REQUIRED TASK:
Lines holding the string "content" are the ones to copy; find them all in the data.

RECORDS FOR THIS EXERCISE:
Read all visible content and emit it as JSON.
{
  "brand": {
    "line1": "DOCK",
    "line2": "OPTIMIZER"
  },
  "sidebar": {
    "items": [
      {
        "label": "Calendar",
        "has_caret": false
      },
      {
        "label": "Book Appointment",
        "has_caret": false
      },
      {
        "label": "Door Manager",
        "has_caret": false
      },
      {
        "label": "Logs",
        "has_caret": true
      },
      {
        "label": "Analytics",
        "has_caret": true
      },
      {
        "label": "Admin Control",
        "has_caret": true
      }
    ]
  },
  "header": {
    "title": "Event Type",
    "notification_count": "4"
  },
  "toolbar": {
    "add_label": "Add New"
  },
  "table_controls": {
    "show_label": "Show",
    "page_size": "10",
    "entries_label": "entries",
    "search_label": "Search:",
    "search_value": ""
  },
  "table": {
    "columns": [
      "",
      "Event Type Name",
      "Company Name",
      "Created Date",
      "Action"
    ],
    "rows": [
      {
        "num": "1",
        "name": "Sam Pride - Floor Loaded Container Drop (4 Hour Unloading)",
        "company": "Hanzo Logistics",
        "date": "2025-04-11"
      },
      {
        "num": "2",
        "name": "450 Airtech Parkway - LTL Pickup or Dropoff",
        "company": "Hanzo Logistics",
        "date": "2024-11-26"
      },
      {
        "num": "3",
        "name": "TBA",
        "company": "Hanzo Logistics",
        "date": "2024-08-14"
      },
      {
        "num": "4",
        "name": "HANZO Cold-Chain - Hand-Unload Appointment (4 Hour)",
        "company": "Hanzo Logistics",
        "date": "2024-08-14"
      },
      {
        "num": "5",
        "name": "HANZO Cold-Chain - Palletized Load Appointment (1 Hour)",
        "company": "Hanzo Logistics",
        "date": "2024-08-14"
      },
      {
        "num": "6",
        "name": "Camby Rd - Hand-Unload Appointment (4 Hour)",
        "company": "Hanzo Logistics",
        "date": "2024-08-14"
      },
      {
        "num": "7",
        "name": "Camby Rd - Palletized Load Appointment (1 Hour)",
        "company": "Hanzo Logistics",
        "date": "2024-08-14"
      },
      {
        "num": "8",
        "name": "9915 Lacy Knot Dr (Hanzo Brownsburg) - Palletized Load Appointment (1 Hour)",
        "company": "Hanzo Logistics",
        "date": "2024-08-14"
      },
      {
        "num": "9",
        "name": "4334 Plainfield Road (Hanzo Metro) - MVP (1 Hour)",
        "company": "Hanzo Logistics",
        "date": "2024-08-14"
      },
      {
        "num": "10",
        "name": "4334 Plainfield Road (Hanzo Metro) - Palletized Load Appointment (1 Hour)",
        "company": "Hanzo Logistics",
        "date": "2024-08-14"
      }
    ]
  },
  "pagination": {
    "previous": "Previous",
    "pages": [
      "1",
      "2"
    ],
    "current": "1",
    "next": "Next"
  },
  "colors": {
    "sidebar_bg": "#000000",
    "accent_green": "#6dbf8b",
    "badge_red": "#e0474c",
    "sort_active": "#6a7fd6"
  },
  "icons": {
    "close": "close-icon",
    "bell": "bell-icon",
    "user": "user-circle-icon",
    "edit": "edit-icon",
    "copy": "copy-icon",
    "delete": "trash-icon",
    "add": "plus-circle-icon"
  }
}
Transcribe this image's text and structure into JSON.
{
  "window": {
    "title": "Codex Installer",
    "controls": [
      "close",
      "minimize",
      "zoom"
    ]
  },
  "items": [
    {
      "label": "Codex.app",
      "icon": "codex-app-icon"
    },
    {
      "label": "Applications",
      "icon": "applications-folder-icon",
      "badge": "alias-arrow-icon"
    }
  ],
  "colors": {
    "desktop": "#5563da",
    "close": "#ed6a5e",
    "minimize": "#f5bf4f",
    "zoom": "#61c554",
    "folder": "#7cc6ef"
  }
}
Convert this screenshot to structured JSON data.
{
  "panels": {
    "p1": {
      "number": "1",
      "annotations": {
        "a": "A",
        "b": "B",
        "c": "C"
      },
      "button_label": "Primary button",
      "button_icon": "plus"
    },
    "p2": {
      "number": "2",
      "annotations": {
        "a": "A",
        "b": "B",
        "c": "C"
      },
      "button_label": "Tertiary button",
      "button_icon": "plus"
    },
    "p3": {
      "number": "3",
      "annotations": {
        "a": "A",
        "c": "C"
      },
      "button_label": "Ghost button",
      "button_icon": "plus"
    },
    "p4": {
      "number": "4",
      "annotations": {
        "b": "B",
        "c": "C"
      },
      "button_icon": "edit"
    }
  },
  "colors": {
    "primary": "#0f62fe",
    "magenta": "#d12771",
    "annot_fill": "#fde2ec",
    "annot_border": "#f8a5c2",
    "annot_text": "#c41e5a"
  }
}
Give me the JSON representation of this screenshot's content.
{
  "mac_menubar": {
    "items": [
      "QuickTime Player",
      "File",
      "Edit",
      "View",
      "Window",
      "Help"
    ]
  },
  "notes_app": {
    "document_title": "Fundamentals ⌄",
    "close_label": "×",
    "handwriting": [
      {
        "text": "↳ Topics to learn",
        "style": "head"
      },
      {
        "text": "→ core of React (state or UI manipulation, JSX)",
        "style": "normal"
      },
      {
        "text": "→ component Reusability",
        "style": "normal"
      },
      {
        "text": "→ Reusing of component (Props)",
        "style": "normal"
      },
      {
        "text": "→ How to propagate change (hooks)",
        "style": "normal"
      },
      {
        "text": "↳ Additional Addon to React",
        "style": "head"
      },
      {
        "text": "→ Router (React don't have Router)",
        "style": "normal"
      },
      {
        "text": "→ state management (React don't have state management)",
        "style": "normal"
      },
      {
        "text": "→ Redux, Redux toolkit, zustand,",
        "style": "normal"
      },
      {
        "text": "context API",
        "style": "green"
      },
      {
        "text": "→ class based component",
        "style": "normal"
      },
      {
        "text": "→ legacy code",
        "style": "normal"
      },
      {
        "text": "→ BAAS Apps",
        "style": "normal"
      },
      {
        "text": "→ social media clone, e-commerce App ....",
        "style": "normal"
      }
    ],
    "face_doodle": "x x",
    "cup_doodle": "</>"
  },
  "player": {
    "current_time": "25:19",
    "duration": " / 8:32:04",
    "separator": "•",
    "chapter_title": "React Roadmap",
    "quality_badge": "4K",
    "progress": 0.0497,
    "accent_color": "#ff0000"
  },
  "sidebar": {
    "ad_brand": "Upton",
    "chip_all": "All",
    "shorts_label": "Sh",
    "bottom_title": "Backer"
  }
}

RESULT BELOW:
Read all visible content and emit it as JSON.
Give me the JSON representation of this screenshot's content.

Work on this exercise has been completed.